◆ Selected excerpt:
---

After nearly two decades, a three-day Basant festival was celebrated in Lahore in February, following Chief Minister Maryam Nawaz’s decision to lift a ban on the cultural event of celebration, colours and kite-flying, with strict regulations.

The festival was banned in 2007 because of the increasing number of deaths and serious injuries caused by sharp strings, particularly to motorcyclists and pillion riders, as well as by celebratory gunfire.

Punjab Information Minister Azma Bokhari has said that the festival will be celebrated in February 2027 and will be “bigger and better than the one held this year”.

Speaking to Dawn, Punjab Senior Minister Marriyum Aurangzeb said, “The new regulations have been issued on the directives of CM Maryam to ensure the protection of life and property.”

She said that compliance with these instructions would be mandatory for every citizen, building owner, and event organiser. She said that kite-flying will only be allowed on secure rooftops, with a boundary wall at least three-and-a-half feet high.

“Parents and guardians have been directed to ensure continuous supervision of children,” she said. The minister said children will not be allowed near roof edges without adult supervision as “their safety is the top priority”.

---

◆ Raw data:
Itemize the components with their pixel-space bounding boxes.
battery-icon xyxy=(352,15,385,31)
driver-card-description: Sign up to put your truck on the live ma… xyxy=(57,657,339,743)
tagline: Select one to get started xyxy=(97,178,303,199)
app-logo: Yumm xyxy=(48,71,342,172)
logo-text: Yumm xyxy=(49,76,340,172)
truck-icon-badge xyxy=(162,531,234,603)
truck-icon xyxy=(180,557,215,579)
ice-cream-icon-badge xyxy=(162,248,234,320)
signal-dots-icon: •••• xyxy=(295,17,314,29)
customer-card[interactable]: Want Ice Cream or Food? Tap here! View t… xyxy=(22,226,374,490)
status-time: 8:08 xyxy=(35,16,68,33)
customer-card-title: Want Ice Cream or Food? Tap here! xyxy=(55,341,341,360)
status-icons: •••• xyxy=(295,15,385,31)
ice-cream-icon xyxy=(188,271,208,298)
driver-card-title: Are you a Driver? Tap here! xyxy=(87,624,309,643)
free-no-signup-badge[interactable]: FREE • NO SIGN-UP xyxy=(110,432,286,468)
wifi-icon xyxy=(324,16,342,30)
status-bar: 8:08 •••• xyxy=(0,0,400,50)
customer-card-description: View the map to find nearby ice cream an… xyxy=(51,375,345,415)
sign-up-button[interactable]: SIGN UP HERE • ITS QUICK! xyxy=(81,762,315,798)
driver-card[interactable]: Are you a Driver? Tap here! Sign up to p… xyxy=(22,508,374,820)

---

◆ Task 1: From the Basant festival text, return the part that opens with the words containing "She said that compliance" and closes with "three-and-a-half feet high.", copied word for word.
◆ Task 2: According to the Basant festival text, in what year was the festival banned?

◆ Solution 1:
She said that compliance with these instructions would be mandatory for every citizen, building owner, and event organiser. She said that kite-flying will only be allowed on secure rooftops, with a boundary wall at least three-and-a-half feet high.

◆ Solution 2: 2007